What is asked: Your task is to transcribe, word for word, the line containing "What text is on this page?" and all lines that follow it to the end of the entries. Leave out the pictures.

[Rows from a dataset]
··········

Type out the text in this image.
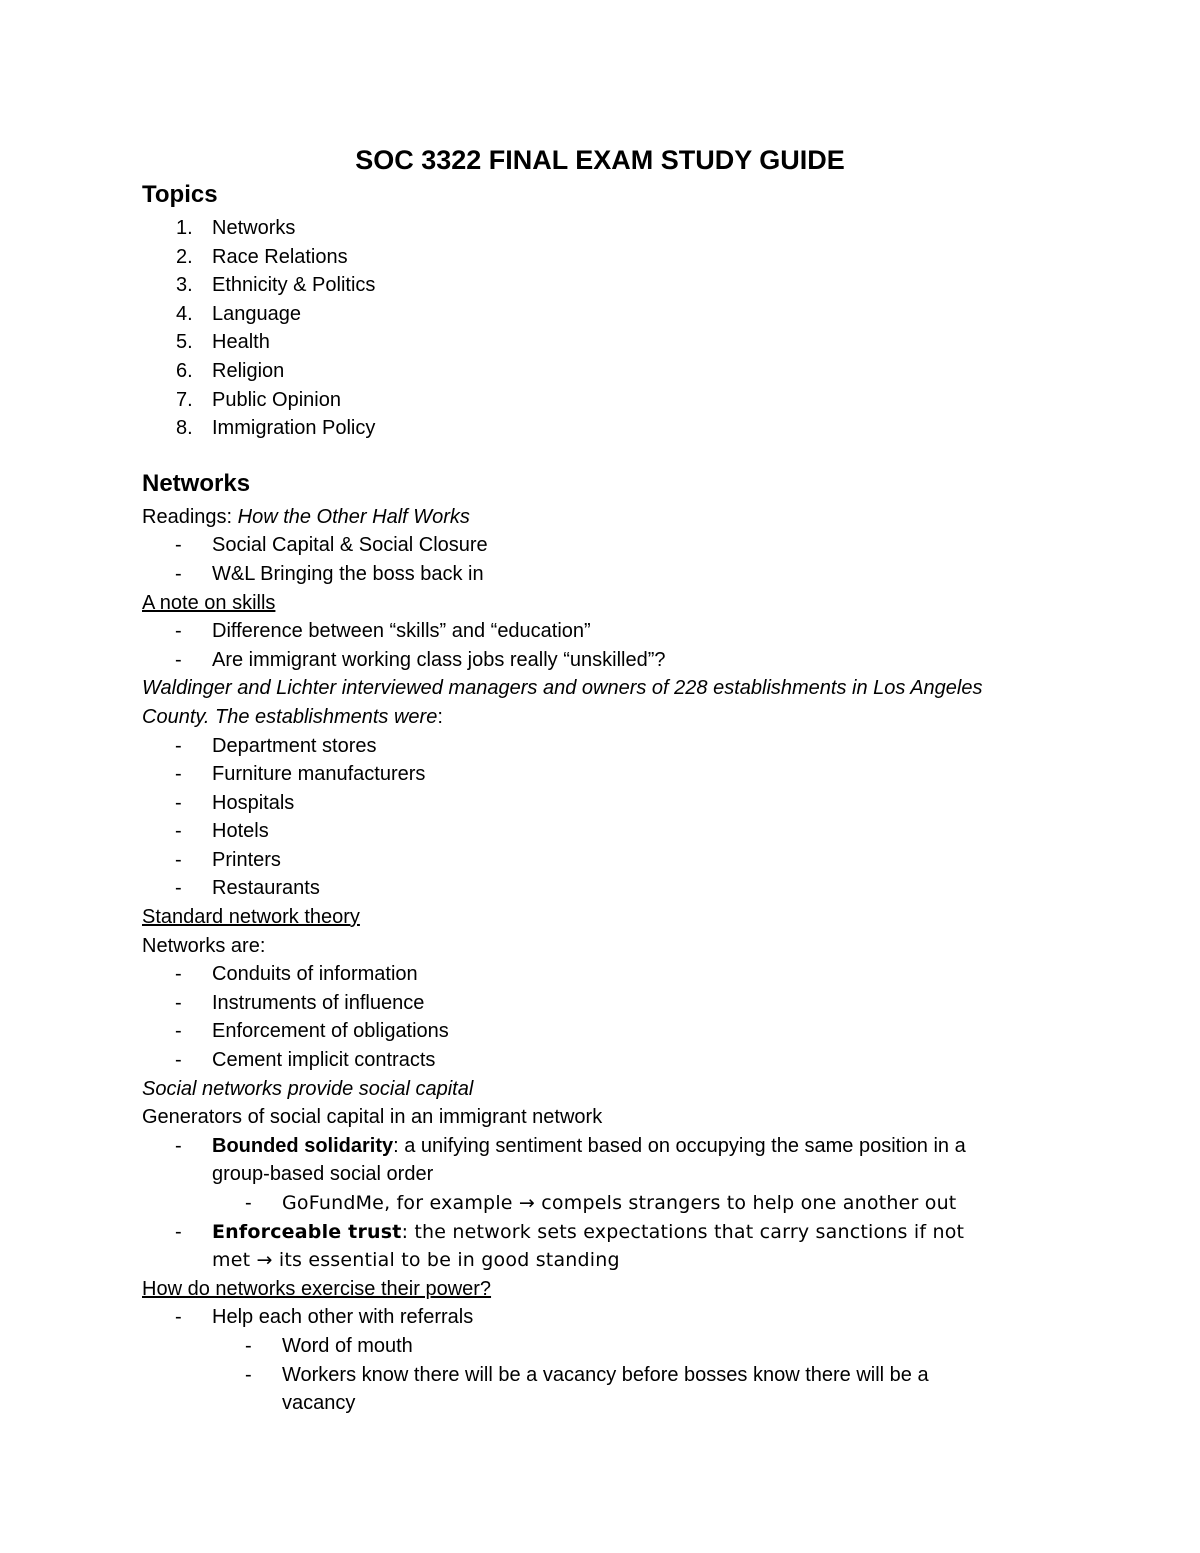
SOC 3322 FINAL EXAM STUDY GUIDE
Topics
1. Networks
2. Race Relations
3. Ethnicity & Politics
4. Language
5. Health
6. Religion
7. Public Opinion
8. Immigration Policy
Networks
Readings: How the Other Half Works
-	Social Capital & Social Closure
-	W&L Bringing the boss back in
A note on skills
-	Difference between “skills” and “education”
-	Are immigrant working class jobs really “unskilled”?
Waldinger and Lichter interviewed managers and owners of 228 establishments in Los Angeles
County. The establishments were:
-	Department stores
-	Furniture manufacturers
-	Hospitals
-	Hotels
-	Printers
-	Restaurants
Standard network theory
Networks are:
-	Conduits of information
-	Instruments of influence
-	Enforcement of obligations
-	Cement implicit contracts
Social networks provide social capital
Generators of social capital in an immigrant network
-	Bounded solidarity: a unifying sentiment based on occupying the same position in a
group-based social order
-	GoFundMe, for example → compels strangers to help one another out
-	Enforceable trust: the network sets expectations that carry sanctions if not
met → its essential to be in good standing
How do networks exercise their power?
-	Help each other with referrals
-	Word of mouth
-	Workers know there will be a vacancy before bosses know there will be a
vacancy
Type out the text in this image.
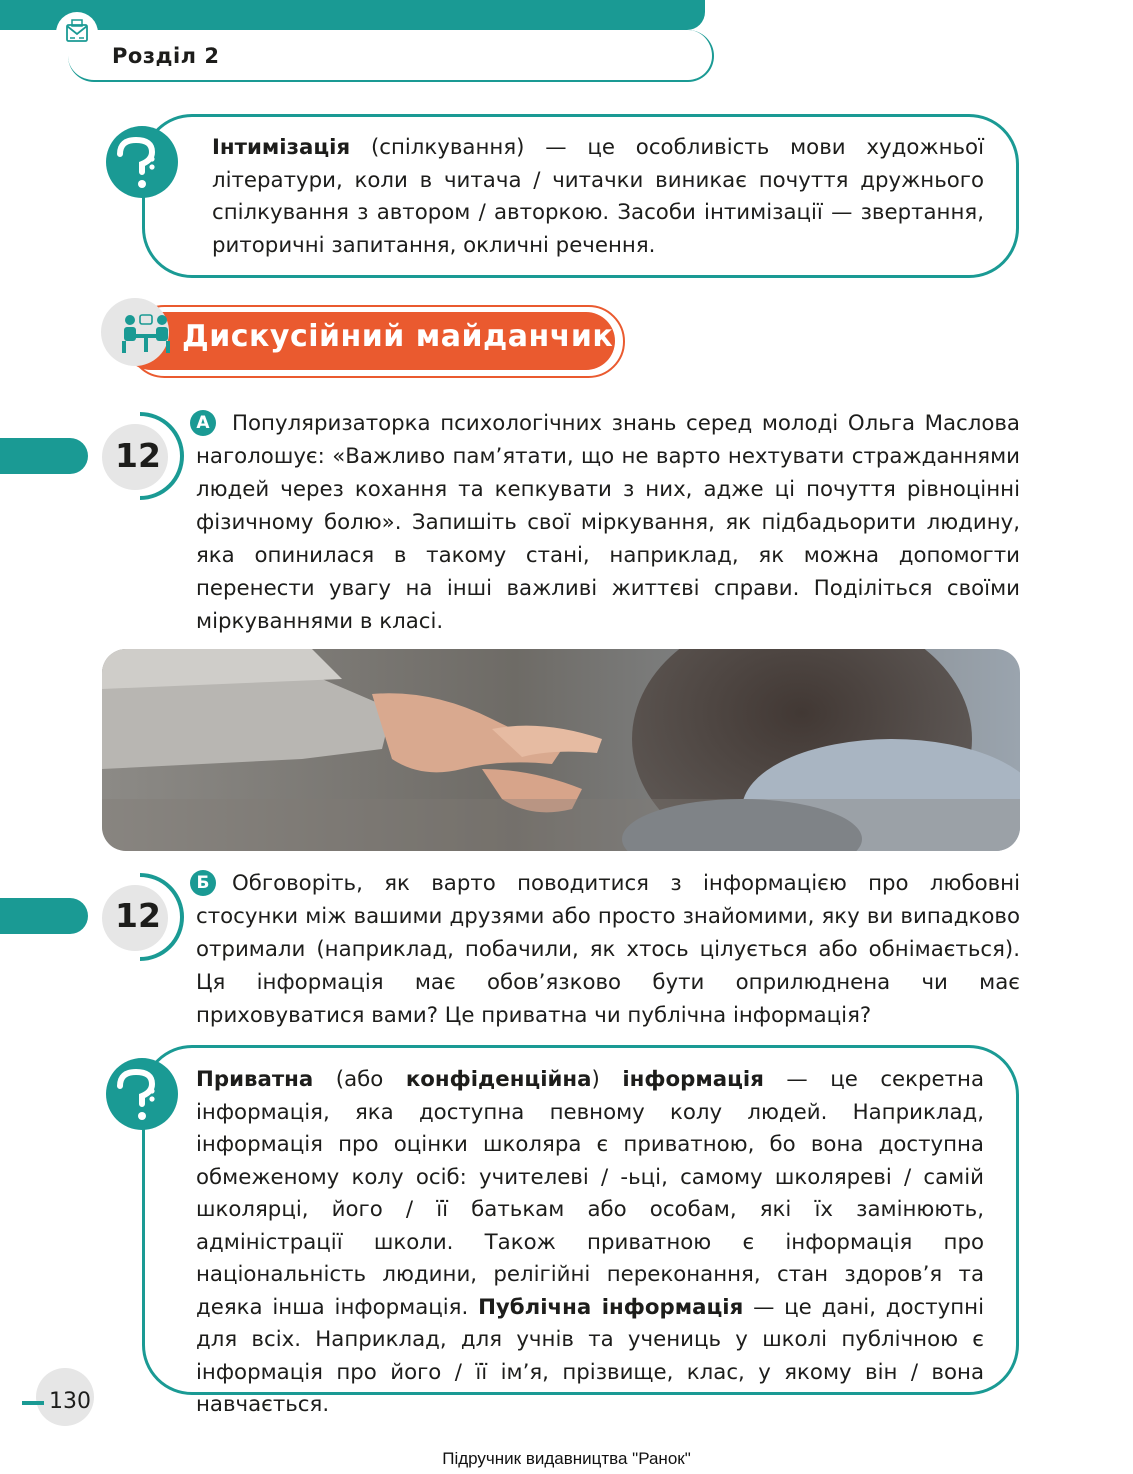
Розділ 2
Інтимізація (спілкування) — це особливість мови художньої літератури, коли в читача / читачки виникає почуття дружнього спілкування з автором / авторкою. Засоби інтимізації — звертання, риторичні запитання, окличні речення.
Дискусійний майданчик
12
А	Популяризаторка психологічних знань серед молоді Ольга Маслова наголошує: «Важливо пам’ятати, що не варто нехтувати стражданнями людей через кохання та кепкувати з них, адже ці почуття рівноцінні фізичному болю». Запишіть свої міркування, як підбадьорити людину, яка опинилася в такому стані, наприклад, як можна допомогти перенести увагу на інші важливі життєві справи. Поділіться своїми міркуваннями в класі.
12
Б	Обговоріть, як варто поводитися з інформацією про любовні стосунки між вашими друзями або просто знайомими, яку ви випадково отримали (наприклад, побачили, як хтось цілується або обнімається). Ця інформація має обов’язково бути оприлюднена чи має приховуватися вами? Це приватна чи публічна інформація?
Приватна (або конфіденційна) інформація — це секретна інформація, яка доступна певному колу людей. Наприклад, інформація про оцінки школяра є приватною, бо вона доступна обмеженому колу осіб: учителеві / -ьці, самому школяреві / самій школярці, його / її батькам або особам, які їх замінюють, адміністрації школи. Також приватною є інформація про національність людини, релігійні переконання, стан здоров’я та деяка інша інформація. Публічна інформація — це дані, доступні для всіх. Наприклад, для учнів та учениць у школі публічною є інформація про його / її ім’я, прізвище, клас, у якому він / вона навчається.
130
Підручник видавництва "Ранок"
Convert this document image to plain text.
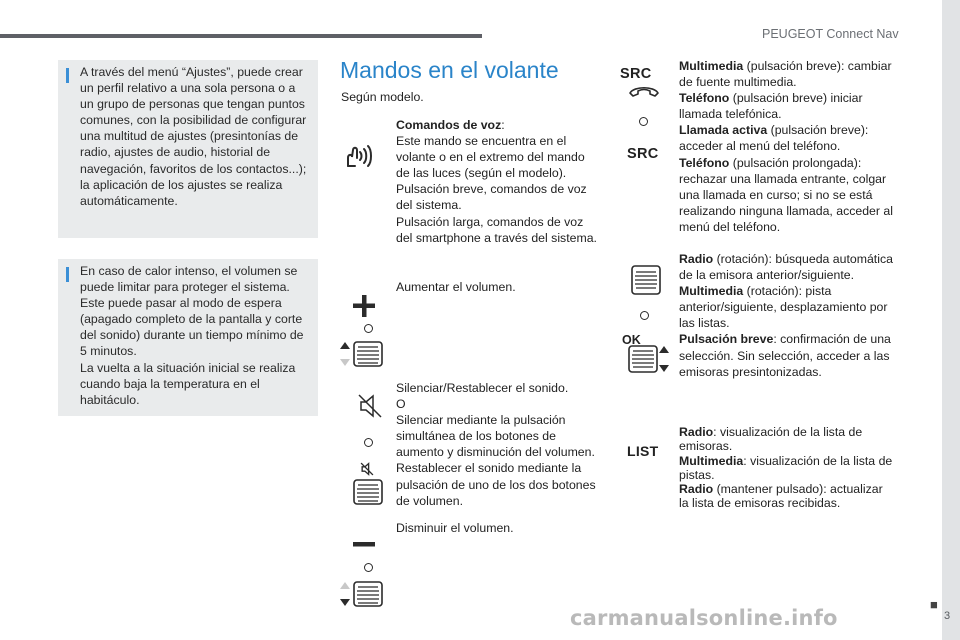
PEUGEOT Connect Nav
3
■
A través del menú “Ajustes”, puede crear un perfil relativo a una sola persona o a un grupo de personas que tengan puntos comunes, con la posibilidad de configurar una multitud de ajustes (presintonías de radio, ajustes de audio, historial de navegación, favoritos de los contactos...); la aplicación de los ajustes se realiza automáticamente.
En caso de calor intenso, el volumen se puede limitar para proteger el sistema. Este puede pasar al modo de espera (apagado completo de la pantalla y corte del sonido) durante un tiempo mínimo de 5 minutos.
La vuelta a la situación inicial se realiza cuando baja la temperatura en el habitáculo.
Mandos en el volante
Según modelo.
Comandos de voz:
Este mando se encuentra en el volante o en el extremo del mando de las luces (según el modelo).
Pulsación breve, comandos de voz del sistema.
Pulsación larga, comandos de voz del smartphone a través del sistema.
Aumentar el volumen.
Silenciar/Restablecer el sonido.
O
Silenciar mediante la pulsación simultánea de los botones de aumento y disminución del volumen.
Restablecer el sonido mediante la pulsación de uno de los dos botones de volumen.
Disminuir el volumen.
SRC
SRC
Multimedia (pulsación breve): cambiar de fuente multimedia.
Teléfono (pulsación breve) iniciar llamada telefónica.
Llamada activa (pulsación breve): acceder al menú del teléfono.
Teléfono (pulsación prolongada): rechazar una llamada entrante, colgar una llamada en curso; si no se está realizando ninguna llamada, acceder al menú del teléfono.
OK
Radio (rotación): búsqueda automática de la emisora anterior/siguiente.
Multimedia (rotación): pista anterior/siguiente, desplazamiento por las listas.
Pulsación breve: confirmación de una selección. Sin selección, acceder a las emisoras presintonizadas.
LIST
Radio: visualización de la lista de emisoras.
Multimedia: visualización de la lista de pistas.
Radio (mantener pulsado): actualizar la lista de emisoras recibidas.
carmanualsonline.info
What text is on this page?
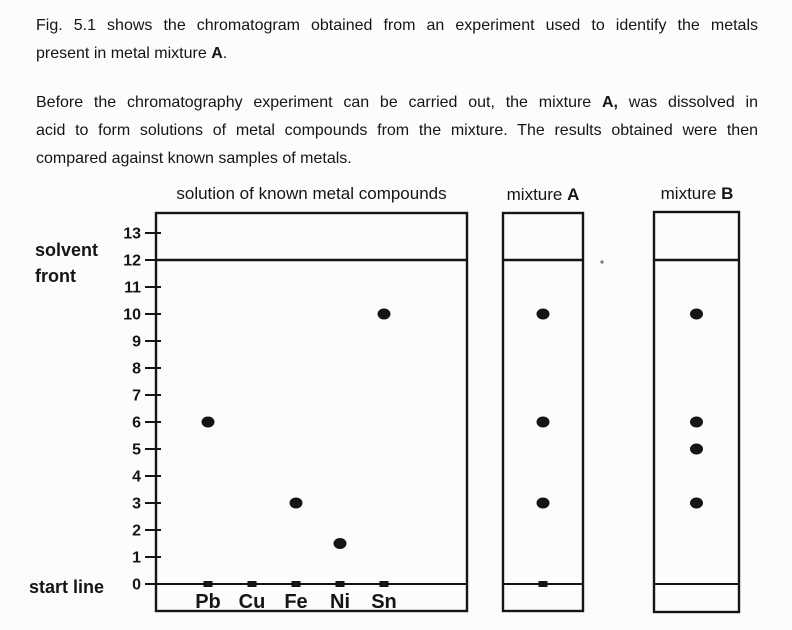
Fig. 5.1 shows the chromatogram obtained from an experiment used to identify the metals
present in metal mixture A.
Before the chromatography experiment can be carried out, the mixture A, was dissolved in
acid to form solutions of metal compounds from the mixture. The results obtained were then
compared against known samples of metals.
solution of known metal compounds	mixture A	mixture B
solvent
front
start line 0
1
2
3
4
5
6
7
8
9
10
11
12
13
Pb Cu Fe Ni Sn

··········

The result:
What text is on this page?
Fig. 5.1 shows the chromatogram obtained from an experiment used to identify the metals
present in metal mixture A.
Before the chromatography experiment can be carried out, the mixture A, was dissolved in
acid to form solutions of metal compounds from the mixture. The results obtained were then
compared against known samples of metals.
solution of known metal compounds	mixture A	mixture B
solvent
front
start line 0
1
2
3
4
5
6
7
8
9
10
11
12
13
Pb Cu Fe Ni Sn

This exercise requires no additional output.